Texte source:
=-=-=
Véritable couteau suisse, Amélie est une stratège qui accompagne les artistes dans leur développement artistique et commercial au niveau local comme international. Depuis une quinzaine d’années, elle a travaillé avec des artistes afro, rap. Elle a également organisé des événements tels que des festivals de hip-hop dans les Caraïbes et en France.
QCLTUR: Par quoi commence-t-on quand on est indé?
Amélie: Ce qui est vraiment important est de définir ses objectifs. Tous les artistes n’ont pas la même vision de carrière. Certains veulent être sur scène, d’autres veulent simplement partager leur art. Il s’agit simplement d’apprendre à se connaître. Il faut définir une base et choisir son but, sa destination. Où est-ce que je veux aller, qu’est-ce que je veux être, et enfin comment est-ce que je veux y arriver? Donc, en fait, la vision et les objectifs. On fait une pause. Ça nous permet de ne pas nous épuiser et cela permet de ne pas aller dans n’importe quelle direction. Mais ce n’est pas quelque chose fixe.
=-=-=
Problème à résoudre:
Recopiez mot pour mot le passage de l'entretien avec Amélie qui commence à « QCLTUR: Par quoi » et se termine à « quelque chose fixe. ».

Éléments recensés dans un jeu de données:
=-=-=
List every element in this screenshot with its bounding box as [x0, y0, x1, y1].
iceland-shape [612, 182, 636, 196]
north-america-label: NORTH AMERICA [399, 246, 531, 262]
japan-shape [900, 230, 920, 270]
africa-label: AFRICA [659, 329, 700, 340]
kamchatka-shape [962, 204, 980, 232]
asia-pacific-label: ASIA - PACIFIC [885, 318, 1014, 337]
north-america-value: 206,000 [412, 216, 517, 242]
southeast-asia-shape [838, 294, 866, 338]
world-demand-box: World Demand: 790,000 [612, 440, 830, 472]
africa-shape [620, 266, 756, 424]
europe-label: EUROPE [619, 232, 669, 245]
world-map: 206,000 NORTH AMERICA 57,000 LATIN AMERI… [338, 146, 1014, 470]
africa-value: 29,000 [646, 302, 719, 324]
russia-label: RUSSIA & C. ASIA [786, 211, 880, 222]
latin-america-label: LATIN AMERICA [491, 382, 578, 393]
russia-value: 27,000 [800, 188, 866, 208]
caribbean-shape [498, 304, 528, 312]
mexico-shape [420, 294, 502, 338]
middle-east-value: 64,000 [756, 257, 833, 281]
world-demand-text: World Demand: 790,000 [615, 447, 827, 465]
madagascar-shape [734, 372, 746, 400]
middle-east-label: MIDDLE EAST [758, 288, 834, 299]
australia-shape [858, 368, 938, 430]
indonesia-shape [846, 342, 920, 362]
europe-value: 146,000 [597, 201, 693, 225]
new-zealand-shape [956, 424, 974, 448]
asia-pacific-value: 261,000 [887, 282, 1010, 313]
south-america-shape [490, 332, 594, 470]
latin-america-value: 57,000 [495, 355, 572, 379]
=-=-=
Solution:
QCLTUR: Par quoi commence-t-on quand on est indé?
Amélie: Ce qui est vraiment important est de définir ses objectifs. Tous les artistes n’ont pas la même vision de carrière. Certains veulent être sur scène, d’autres veulent simplement partager leur art. Il s’agit simplement d’apprendre à se connaître. Il faut définir une base et choisir son but, sa destination. Où est-ce que je veux aller, qu’est-ce que je veux être, et enfin comment est-ce que je veux y arriver? Donc, en fait, la vision et les objectifs. On fait une pause. Ça nous permet de ne pas nous épuiser et cela permet de ne pas aller dans n’importe quelle direction. Mais ce n’est pas quelque chose fixe.